Dataset items
━━━

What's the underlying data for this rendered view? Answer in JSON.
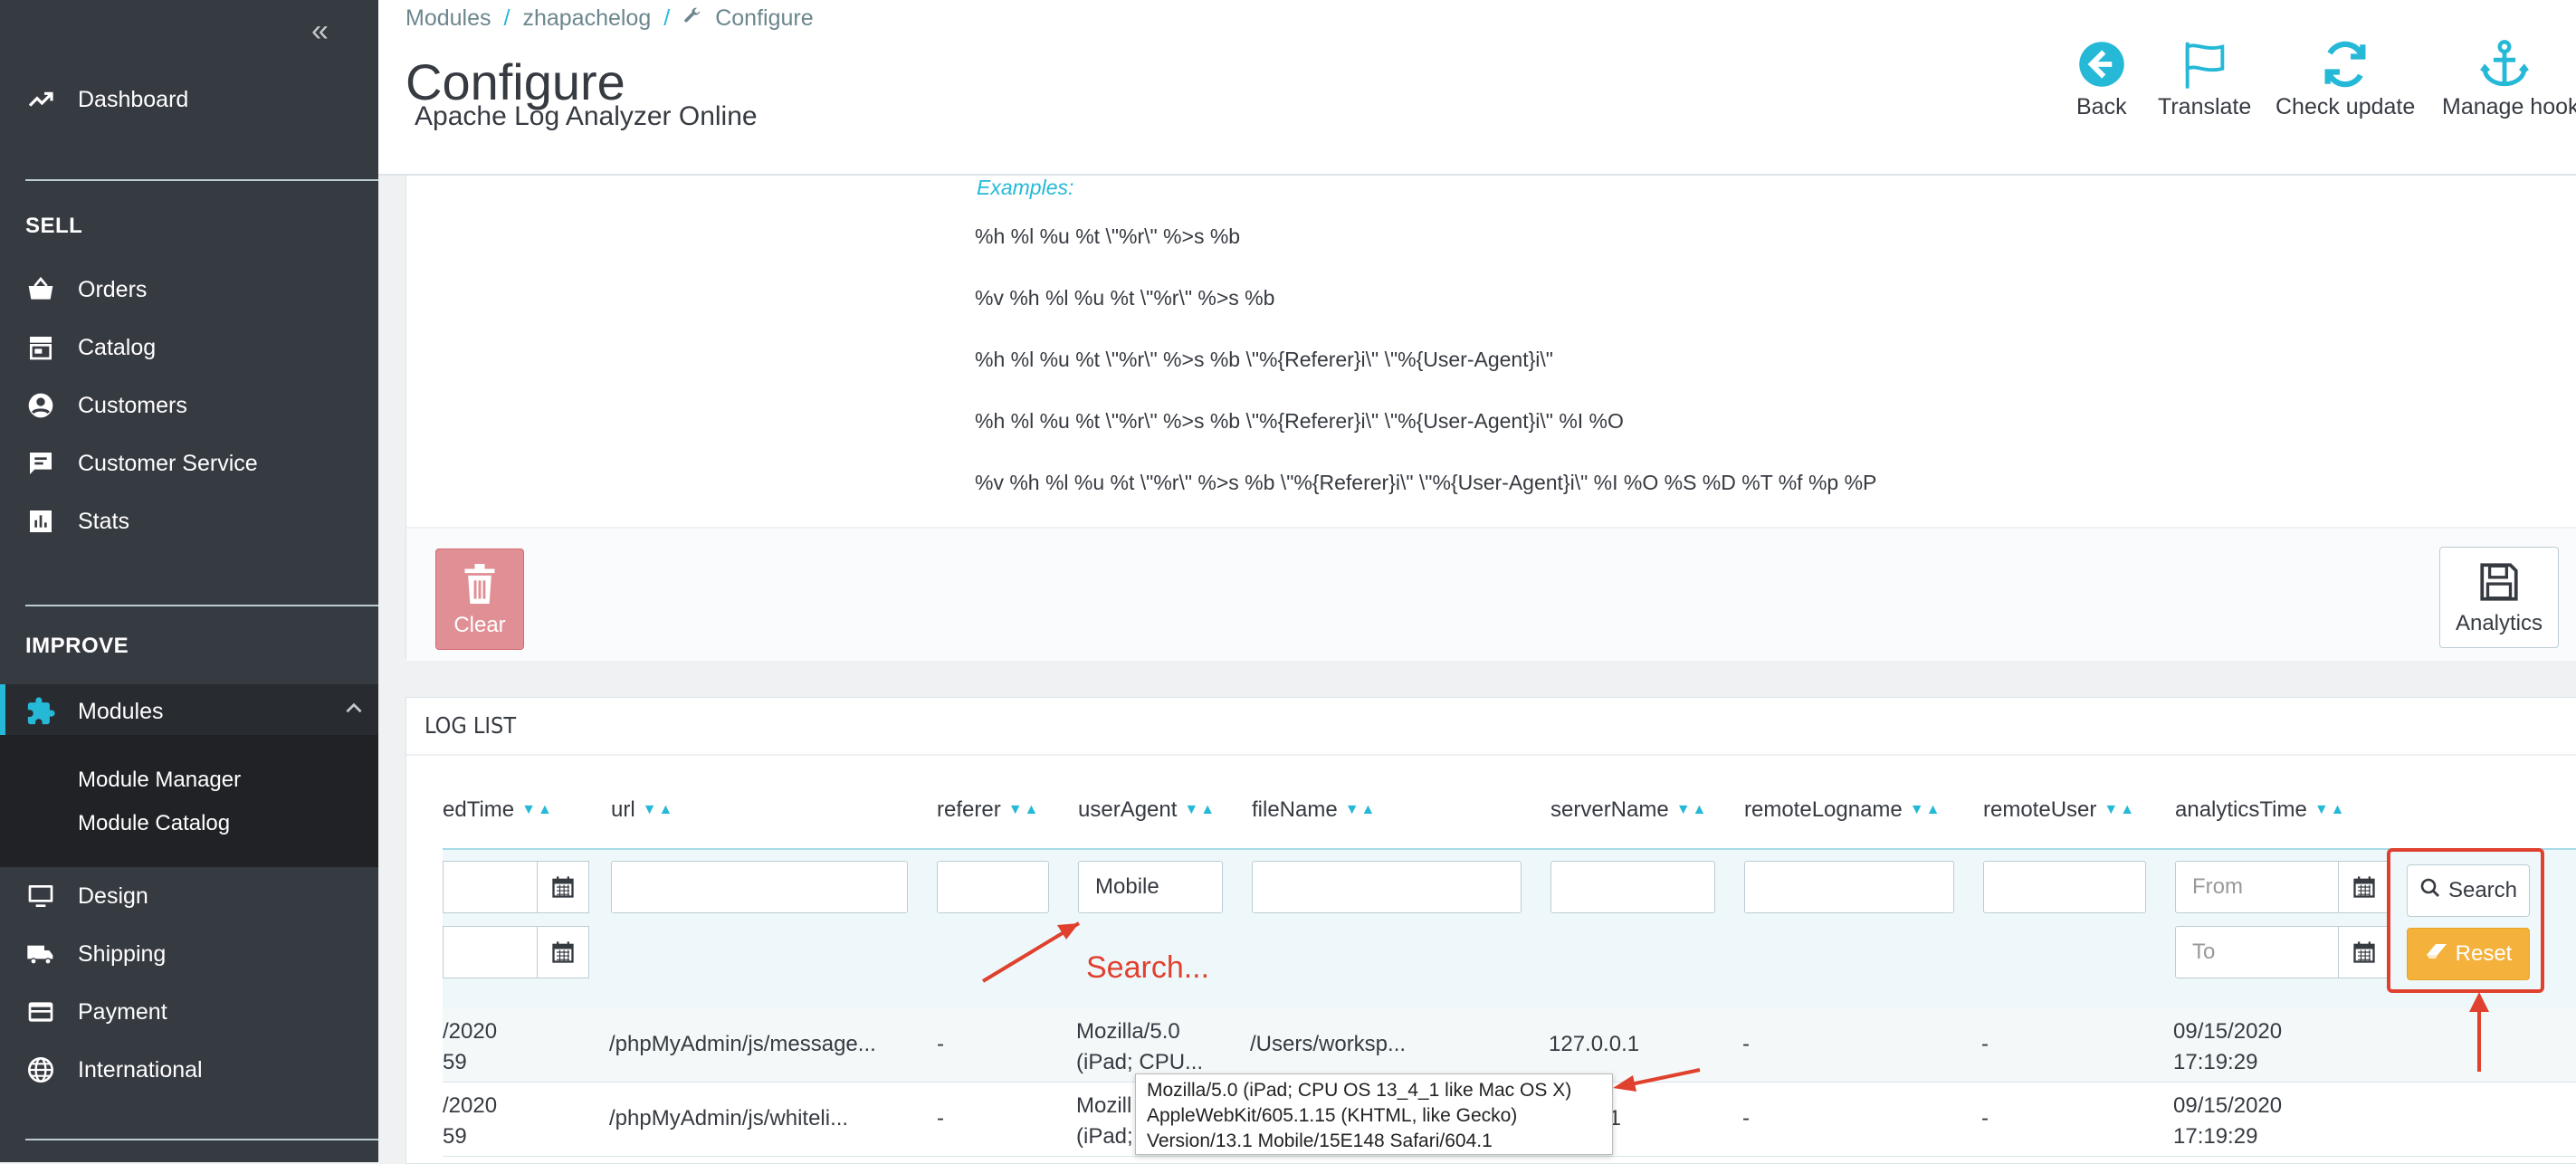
{
  "sidebar": {
    "dashboard": "Dashboard",
    "sell_title": "SELL",
    "sell_items": [
      "Orders",
      "Catalog",
      "Customers",
      "Customer Service",
      "Stats"
    ],
    "improve_title": "IMPROVE",
    "modules": "Modules",
    "module_sub": [
      "Module Manager",
      "Module Catalog"
    ],
    "improve_items": [
      "Design",
      "Shipping",
      "Payment",
      "International"
    ]
  },
  "breadcrumb": {
    "items": [
      "Modules",
      "zhapachelog",
      "Configure"
    ],
    "separator": "/"
  },
  "header": {
    "title": "Configure",
    "subtitle": "Apache Log Analyzer Online",
    "toolbar": [
      "Back",
      "Translate",
      "Check update",
      "Manage hook"
    ]
  },
  "config_panel": {
    "examples_label": "Examples:",
    "examples": [
      "%h %l %u %t \\\"%r\\\" %>s %b",
      "%v %h %l %u %t \\\"%r\\\" %>s %b",
      "%h %l %u %t \\\"%r\\\" %>s %b \\\"%{Referer}i\\\" \\\"%{User-Agent}i\\\"",
      "%h %l %u %t \\\"%r\\\" %>s %b \\\"%{Referer}i\\\" \\\"%{User-Agent}i\\\" %I %O",
      "%v %h %l %u %t \\\"%r\\\" %>s %b \\\"%{Referer}i\\\" \\\"%{User-Agent}i\\\" %I %O %S %D %T %f %p %P"
    ],
    "clear_label": "Clear",
    "analytics_label": "Analytics"
  },
  "log_list": {
    "title": "LOG LIST",
    "columns": [
      "edTime",
      "url",
      "referer",
      "userAgent",
      "fileName",
      "serverName",
      "remoteLogname",
      "remoteUser",
      "analyticsTime"
    ],
    "filters": {
      "userAgent_value": "Mobile",
      "from_placeholder": "From",
      "to_placeholder": "To"
    },
    "search_label": "Search",
    "reset_label": "Reset",
    "rows": [
      {
        "time": "/2020\n59",
        "url": "/phpMyAdmin/js/message...",
        "referer": "-",
        "userAgent": "Mozilla/5.0\n(iPad; CPU...",
        "fileName": "/Users/worksp...",
        "serverName": "127.0.0.1",
        "remoteLogname": "-",
        "remoteUser": "-",
        "analyticsTime": "09/15/2020\n17:19:29"
      },
      {
        "time": "/2020\n59",
        "url": "/phpMyAdmin/js/whiteli...",
        "referer": "-",
        "userAgent": "Mozill\n(iPad;",
        "fileName": "",
        "serverName": ".0.1",
        "remoteLogname": "-",
        "remoteUser": "-",
        "analyticsTime": "09/15/2020\n17:19:29"
      }
    ],
    "tooltip": [
      "Mozilla/5.0 (iPad; CPU OS 13_4_1 like Mac OS X)",
      "AppleWebKit/605.1.15 (KHTML, like Gecko)",
      "Version/13.1 Mobile/15E148 Safari/604.1"
    ]
  },
  "annotation": {
    "search_hint": "Search..."
  },
  "colors": {
    "sidebar": "#363a41",
    "accent": "#25b9d7",
    "clear": "#e08f95",
    "reset": "#f4b23c",
    "annotation": "#e0412f"
  }
}
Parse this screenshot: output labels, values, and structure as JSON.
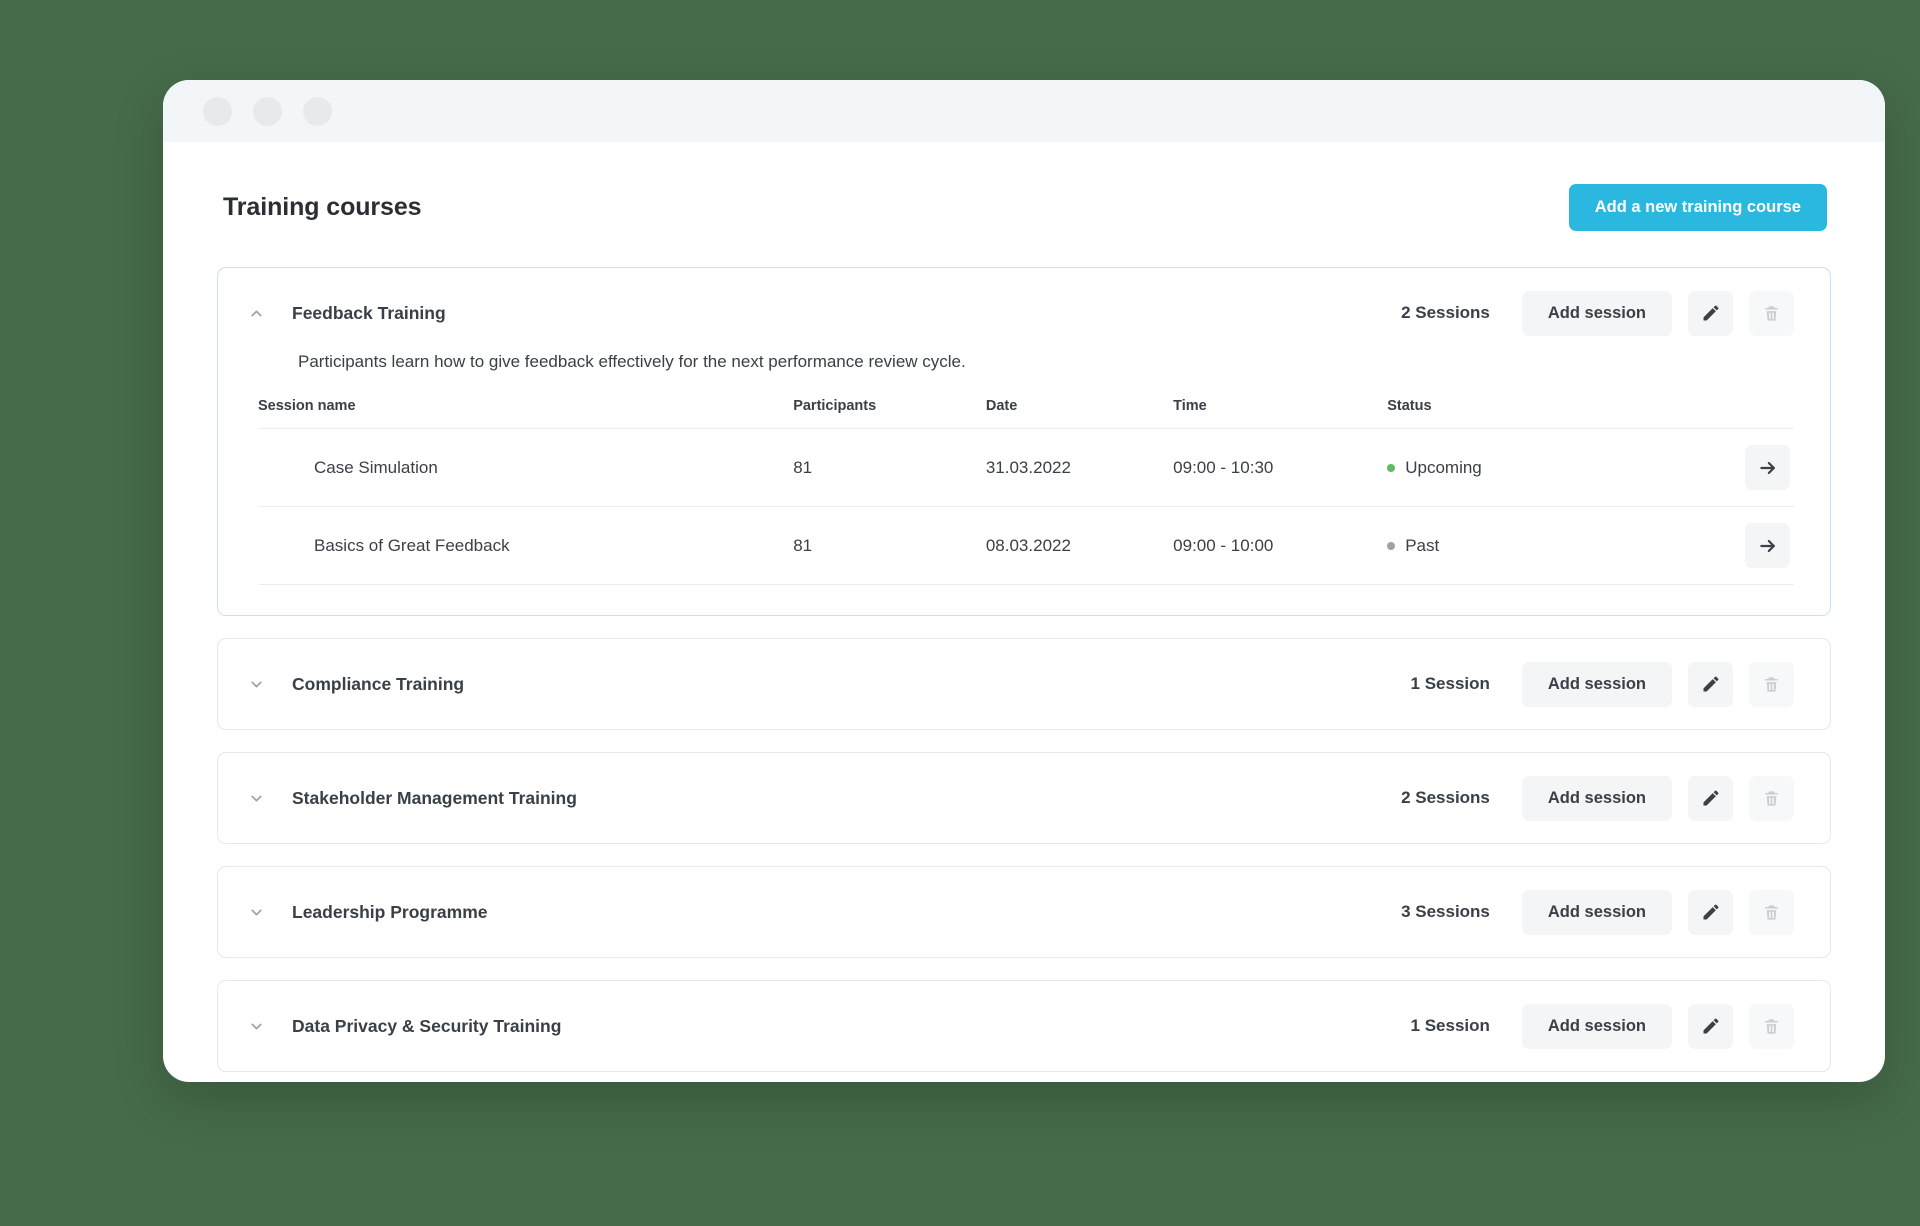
{
  "window": {
    "traffic_lights": [
      "close-dot",
      "minimize-dot",
      "maximize-dot"
    ]
  },
  "header": {
    "title": "Training courses",
    "add_course_label": "Add a new training course"
  },
  "colors": {
    "page_background": "#456b4a",
    "primary_button": "#2ab8e0",
    "expanded_card_border": "#c2e6f5",
    "card_border": "#e3e9ee",
    "status_upcoming": "#5fbb63",
    "status_past": "#9aa3ab",
    "soft_button": "#f3f5f7",
    "titlebar": "#f2f6f9"
  },
  "table": {
    "columns": [
      "Session name",
      "Participants",
      "Date",
      "Time",
      "Status",
      ""
    ]
  },
  "labels": {
    "add_session": "Add session",
    "edit_icon": "pencil-icon",
    "delete_icon": "trash-icon",
    "go_icon": "arrow-right-icon",
    "collapse_icon": "chevron-up-icon",
    "expand_icon": "chevron-down-icon"
  },
  "courses": [
    {
      "name": "Feedback Training",
      "session_count_label": "2 Sessions",
      "expanded": true,
      "description": "Participants learn how to give feedback effectively for the next performance review cycle.",
      "add_session_label": "Add session",
      "sessions": [
        {
          "name": "Case Simulation",
          "participants": "81",
          "date": "31.03.2022",
          "time": "09:00 - 10:30",
          "status": "Upcoming",
          "status_color": "#5fbb63"
        },
        {
          "name": "Basics of Great Feedback",
          "participants": "81",
          "date": "08.03.2022",
          "time": "09:00 - 10:00",
          "status": "Past",
          "status_color": "#9aa3ab"
        }
      ]
    },
    {
      "name": "Compliance Training",
      "session_count_label": "1 Session",
      "expanded": false,
      "add_session_label": "Add session"
    },
    {
      "name": "Stakeholder Management Training",
      "session_count_label": "2 Sessions",
      "expanded": false,
      "add_session_label": "Add session"
    },
    {
      "name": "Leadership Programme",
      "session_count_label": "3 Sessions",
      "expanded": false,
      "add_session_label": "Add session"
    },
    {
      "name": "Data Privacy & Security Training",
      "session_count_label": "1 Session",
      "expanded": false,
      "add_session_label": "Add session"
    }
  ]
}
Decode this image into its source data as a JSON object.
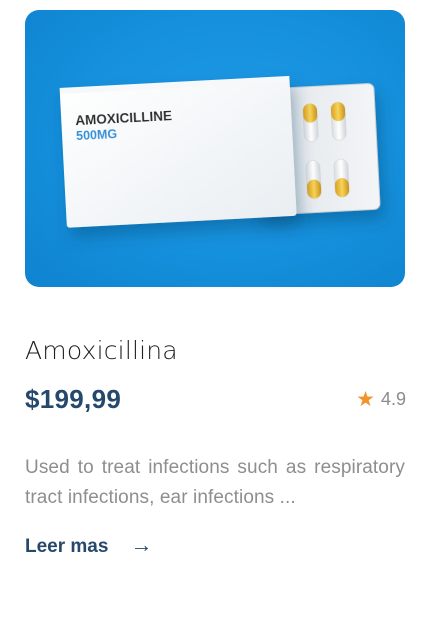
{
  "card": {
    "image": {
      "box_brand": "AMOXICILLINE",
      "box_dose": "500MG",
      "background_color": "#1590dc",
      "dose_color": "#2f8fd8"
    },
    "name": "Amoxicillina",
    "price": "$199,99",
    "rating": {
      "icon": "star-icon",
      "value": "4.9",
      "star_color": "#f0932b"
    },
    "description": "Used to treat infections such as respiratory tract infections, ear infections ...",
    "read_more": {
      "label": "Leer mas",
      "icon": "arrow-right-icon",
      "glyph": "→"
    },
    "accent_color": "#26486b"
  }
}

━━━

§ **Set task**:
In the records above, locate the line containing "Decode this image", then copy exactly that line and every line after it through the end, omitting pictures.

§ **Full answer**:
Decode this image into its source data as a JSON object.
{
  "card": {
    "image": {
      "box_brand": "AMOXICILLINE",
      "box_dose": "500MG",
      "background_color": "#1590dc",
      "dose_color": "#2f8fd8"
    },
    "name": "Amoxicillina",
    "price": "$199,99",
    "rating": {
      "icon": "star-icon",
      "value": "4.9",
      "star_color": "#f0932b"
    },
    "description": "Used to treat infections such as respiratory tract infections, ear infections ...",
    "read_more": {
      "label": "Leer mas",
      "icon": "arrow-right-icon",
      "glyph": "→"
    },
    "accent_color": "#26486b"
  }
}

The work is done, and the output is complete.